Please copy out the material below line for line, leaving every character and number unchanged.
====
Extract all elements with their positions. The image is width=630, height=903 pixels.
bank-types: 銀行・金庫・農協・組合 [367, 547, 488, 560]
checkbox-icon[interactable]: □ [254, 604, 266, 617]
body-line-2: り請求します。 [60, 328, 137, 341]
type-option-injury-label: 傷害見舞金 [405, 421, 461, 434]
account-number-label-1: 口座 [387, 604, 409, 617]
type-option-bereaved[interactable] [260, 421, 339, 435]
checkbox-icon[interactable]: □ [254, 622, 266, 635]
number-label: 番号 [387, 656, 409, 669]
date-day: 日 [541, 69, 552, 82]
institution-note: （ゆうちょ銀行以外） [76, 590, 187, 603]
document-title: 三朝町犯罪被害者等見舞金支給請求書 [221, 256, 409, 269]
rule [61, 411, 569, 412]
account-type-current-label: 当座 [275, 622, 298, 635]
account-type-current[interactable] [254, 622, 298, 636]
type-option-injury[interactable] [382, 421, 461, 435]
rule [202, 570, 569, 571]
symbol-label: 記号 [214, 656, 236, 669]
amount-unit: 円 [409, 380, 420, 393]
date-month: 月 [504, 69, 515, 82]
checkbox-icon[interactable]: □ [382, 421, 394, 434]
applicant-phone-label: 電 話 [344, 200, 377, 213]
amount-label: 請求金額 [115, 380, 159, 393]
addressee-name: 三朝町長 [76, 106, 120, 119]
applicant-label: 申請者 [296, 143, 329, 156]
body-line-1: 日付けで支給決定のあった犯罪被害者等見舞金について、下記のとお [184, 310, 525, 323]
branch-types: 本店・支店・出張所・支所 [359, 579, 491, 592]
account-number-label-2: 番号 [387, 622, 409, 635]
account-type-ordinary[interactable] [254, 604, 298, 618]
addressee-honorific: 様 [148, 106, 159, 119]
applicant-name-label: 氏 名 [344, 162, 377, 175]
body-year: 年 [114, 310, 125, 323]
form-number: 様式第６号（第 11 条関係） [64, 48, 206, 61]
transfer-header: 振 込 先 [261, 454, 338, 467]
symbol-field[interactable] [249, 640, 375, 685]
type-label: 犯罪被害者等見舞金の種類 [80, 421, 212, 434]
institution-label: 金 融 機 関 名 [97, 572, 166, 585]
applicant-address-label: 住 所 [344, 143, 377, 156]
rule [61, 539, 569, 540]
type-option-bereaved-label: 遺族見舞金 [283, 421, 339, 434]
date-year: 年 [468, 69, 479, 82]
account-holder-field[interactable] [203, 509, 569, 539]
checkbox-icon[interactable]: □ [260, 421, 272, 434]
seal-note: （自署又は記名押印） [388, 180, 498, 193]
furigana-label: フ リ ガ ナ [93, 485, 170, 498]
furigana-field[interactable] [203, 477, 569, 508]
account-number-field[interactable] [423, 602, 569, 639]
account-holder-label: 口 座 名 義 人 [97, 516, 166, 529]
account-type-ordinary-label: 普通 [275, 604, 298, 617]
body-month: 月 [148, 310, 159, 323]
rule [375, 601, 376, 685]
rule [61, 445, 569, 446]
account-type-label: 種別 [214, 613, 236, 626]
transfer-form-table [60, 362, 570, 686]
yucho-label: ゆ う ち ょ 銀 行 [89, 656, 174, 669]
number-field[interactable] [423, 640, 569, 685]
====
* [OUTPUT]
Extract all elements with their positions. The image is width=630, height=903 pixels.
bank-types: 銀行・金庫・農協・組合 [367, 547, 488, 560]
checkbox-icon[interactable]: □ [254, 604, 266, 617]
body-line-2: り請求します。 [60, 328, 137, 341]
type-option-injury-label: 傷害見舞金 [405, 421, 461, 434]
account-number-label-1: 口座 [387, 604, 409, 617]
type-option-bereaved[interactable] [260, 421, 339, 435]
checkbox-icon[interactable]: □ [254, 622, 266, 635]
number-label: 番号 [387, 656, 409, 669]
date-day: 日 [541, 69, 552, 82]
institution-note: （ゆうちょ銀行以外） [76, 590, 187, 603]
document-title: 三朝町犯罪被害者等見舞金支給請求書 [221, 256, 409, 269]
rule [61, 411, 569, 412]
account-type-current-label: 当座 [275, 622, 298, 635]
account-type-current[interactable] [254, 622, 298, 636]
type-option-injury[interactable] [382, 421, 461, 435]
rule [202, 570, 569, 571]
symbol-label: 記号 [214, 656, 236, 669]
amount-unit: 円 [409, 380, 420, 393]
date-month: 月 [504, 69, 515, 82]
checkbox-icon[interactable]: □ [382, 421, 394, 434]
applicant-phone-label: 電 話 [344, 200, 377, 213]
amount-label: 請求金額 [115, 380, 159, 393]
addressee-name: 三朝町長 [76, 106, 120, 119]
applicant-label: 申請者 [296, 143, 329, 156]
body-line-1: 日付けで支給決定のあった犯罪被害者等見舞金について、下記のとお [184, 310, 525, 323]
branch-types: 本店・支店・出張所・支所 [359, 579, 491, 592]
account-number-label-2: 番号 [387, 622, 409, 635]
account-type-ordinary[interactable] [254, 604, 298, 618]
addressee-honorific: 様 [148, 106, 159, 119]
applicant-name-label: 氏 名 [344, 162, 377, 175]
body-year: 年 [114, 310, 125, 323]
form-number: 様式第６号（第 11 条関係） [64, 48, 206, 61]
transfer-header: 振 込 先 [261, 454, 338, 467]
symbol-field[interactable] [249, 640, 375, 685]
type-label: 犯罪被害者等見舞金の種類 [80, 421, 212, 434]
institution-label: 金 融 機 関 名 [97, 572, 166, 585]
applicant-address-label: 住 所 [344, 143, 377, 156]
rule [61, 539, 569, 540]
type-option-bereaved-label: 遺族見舞金 [283, 421, 339, 434]
date-year: 年 [468, 69, 479, 82]
account-holder-field[interactable] [203, 509, 569, 539]
checkbox-icon[interactable]: □ [260, 421, 272, 434]
seal-note: （自署又は記名押印） [388, 180, 498, 193]
furigana-label: フ リ ガ ナ [93, 485, 170, 498]
furigana-field[interactable] [203, 477, 569, 508]
account-number-field[interactable] [423, 602, 569, 639]
account-holder-label: 口 座 名 義 人 [97, 516, 166, 529]
account-type-ordinary-label: 普通 [275, 604, 298, 617]
body-month: 月 [148, 310, 159, 323]
rule [375, 601, 376, 685]
rule [61, 445, 569, 446]
account-type-label: 種別 [214, 613, 236, 626]
transfer-form-table [60, 362, 570, 686]
yucho-label: ゆ う ち ょ 銀 行 [89, 656, 174, 669]
number-field[interactable] [423, 640, 569, 685]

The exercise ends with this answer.